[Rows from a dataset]
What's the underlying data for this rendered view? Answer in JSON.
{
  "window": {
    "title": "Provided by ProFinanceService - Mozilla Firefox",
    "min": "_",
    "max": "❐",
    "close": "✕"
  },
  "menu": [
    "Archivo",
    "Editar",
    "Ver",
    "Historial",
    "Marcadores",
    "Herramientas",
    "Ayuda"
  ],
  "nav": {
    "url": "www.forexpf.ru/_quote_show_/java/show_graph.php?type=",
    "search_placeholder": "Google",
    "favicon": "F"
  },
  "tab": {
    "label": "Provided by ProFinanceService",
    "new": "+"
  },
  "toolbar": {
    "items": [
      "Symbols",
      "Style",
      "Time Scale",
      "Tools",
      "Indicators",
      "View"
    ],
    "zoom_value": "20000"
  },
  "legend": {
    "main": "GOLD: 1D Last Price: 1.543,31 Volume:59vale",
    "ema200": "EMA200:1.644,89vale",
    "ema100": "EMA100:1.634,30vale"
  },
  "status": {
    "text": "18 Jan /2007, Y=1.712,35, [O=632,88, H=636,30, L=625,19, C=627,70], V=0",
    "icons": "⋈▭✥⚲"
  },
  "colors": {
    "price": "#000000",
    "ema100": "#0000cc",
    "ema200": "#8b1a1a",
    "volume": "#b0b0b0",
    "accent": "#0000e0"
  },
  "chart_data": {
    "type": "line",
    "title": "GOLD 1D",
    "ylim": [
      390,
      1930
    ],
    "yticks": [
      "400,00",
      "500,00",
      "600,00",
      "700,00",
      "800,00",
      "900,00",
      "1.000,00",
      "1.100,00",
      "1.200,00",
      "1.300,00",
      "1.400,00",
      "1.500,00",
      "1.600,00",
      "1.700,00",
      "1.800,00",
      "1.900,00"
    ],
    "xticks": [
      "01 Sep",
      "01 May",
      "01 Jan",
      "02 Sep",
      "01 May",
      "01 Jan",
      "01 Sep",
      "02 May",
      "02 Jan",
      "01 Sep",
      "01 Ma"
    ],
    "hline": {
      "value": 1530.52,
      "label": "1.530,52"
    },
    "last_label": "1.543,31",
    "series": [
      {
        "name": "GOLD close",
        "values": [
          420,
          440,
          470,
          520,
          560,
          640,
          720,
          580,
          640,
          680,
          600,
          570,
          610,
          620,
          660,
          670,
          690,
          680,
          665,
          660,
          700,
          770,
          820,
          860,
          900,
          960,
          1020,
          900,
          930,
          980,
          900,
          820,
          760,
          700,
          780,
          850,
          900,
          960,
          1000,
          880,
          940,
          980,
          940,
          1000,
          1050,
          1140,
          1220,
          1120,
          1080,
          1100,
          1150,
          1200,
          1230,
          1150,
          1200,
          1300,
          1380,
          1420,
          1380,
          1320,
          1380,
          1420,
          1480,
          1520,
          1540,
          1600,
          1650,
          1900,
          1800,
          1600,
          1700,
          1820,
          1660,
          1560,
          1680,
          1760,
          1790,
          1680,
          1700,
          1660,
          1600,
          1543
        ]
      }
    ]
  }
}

What you have to do → All of the data needs to be printed once more, exactly.

Worked answer →
What's the underlying data for this rendered view? Answer in JSON.
{
  "window": {
    "title": "Provided by ProFinanceService - Mozilla Firefox",
    "min": "_",
    "max": "❐",
    "close": "✕"
  },
  "menu": [
    "Archivo",
    "Editar",
    "Ver",
    "Historial",
    "Marcadores",
    "Herramientas",
    "Ayuda"
  ],
  "nav": {
    "url": "www.forexpf.ru/_quote_show_/java/show_graph.php?type=",
    "search_placeholder": "Google",
    "favicon": "F"
  },
  "tab": {
    "label": "Provided by ProFinanceService",
    "new": "+"
  },
  "toolbar": {
    "items": [
      "Symbols",
      "Style",
      "Time Scale",
      "Tools",
      "Indicators",
      "View"
    ],
    "zoom_value": "20000"
  },
  "legend": {
    "main": "GOLD: 1D Last Price: 1.543,31 Volume:59vale",
    "ema200": "EMA200:1.644,89vale",
    "ema100": "EMA100:1.634,30vale"
  },
  "status": {
    "text": "18 Jan /2007, Y=1.712,35, [O=632,88, H=636,30, L=625,19, C=627,70], V=0",
    "icons": "⋈▭✥⚲"
  },
  "colors": {
    "price": "#000000",
    "ema100": "#0000cc",
    "ema200": "#8b1a1a",
    "volume": "#b0b0b0",
    "accent": "#0000e0"
  },
  "chart_data": {
    "type": "line",
    "title": "GOLD 1D",
    "ylim": [
      390,
      1930
    ],
    "yticks": [
      "400,00",
      "500,00",
      "600,00",
      "700,00",
      "800,00",
      "900,00",
      "1.000,00",
      "1.100,00",
      "1.200,00",
      "1.300,00",
      "1.400,00",
      "1.500,00",
      "1.600,00",
      "1.700,00",
      "1.800,00",
      "1.900,00"
    ],
    "xticks": [
      "01 Sep",
      "01 May",
      "01 Jan",
      "02 Sep",
      "01 May",
      "01 Jan",
      "01 Sep",
      "02 May",
      "02 Jan",
      "01 Sep",
      "01 Ma"
    ],
    "hline": {
      "value": 1530.52,
      "label": "1.530,52"
    },
    "last_label": "1.543,31",
    "series": [
      {
        "name": "GOLD close",
        "values": [
          420,
          440,
          470,
          520,
          560,
          640,
          720,
          580,
          640,
          680,
          600,
          570,
          610,
          620,
          660,
          670,
          690,
          680,
          665,
          660,
          700,
          770,
          820,
          860,
          900,
          960,
          1020,
          900,
          930,
          980,
          900,
          820,
          760,
          700,
          780,
          850,
          900,
          960,
          1000,
          880,
          940,
          980,
          940,
          1000,
          1050,
          1140,
          1220,
          1120,
          1080,
          1100,
          1150,
          1200,
          1230,
          1150,
          1200,
          1300,
          1380,
          1420,
          1380,
          1320,
          1380,
          1420,
          1480,
          1520,
          1540,
          1600,
          1650,
          1900,
          1800,
          1600,
          1700,
          1820,
          1660,
          1560,
          1680,
          1760,
          1790,
          1680,
          1700,
          1660,
          1600,
          1543
        ]
      }
    ]
  }
}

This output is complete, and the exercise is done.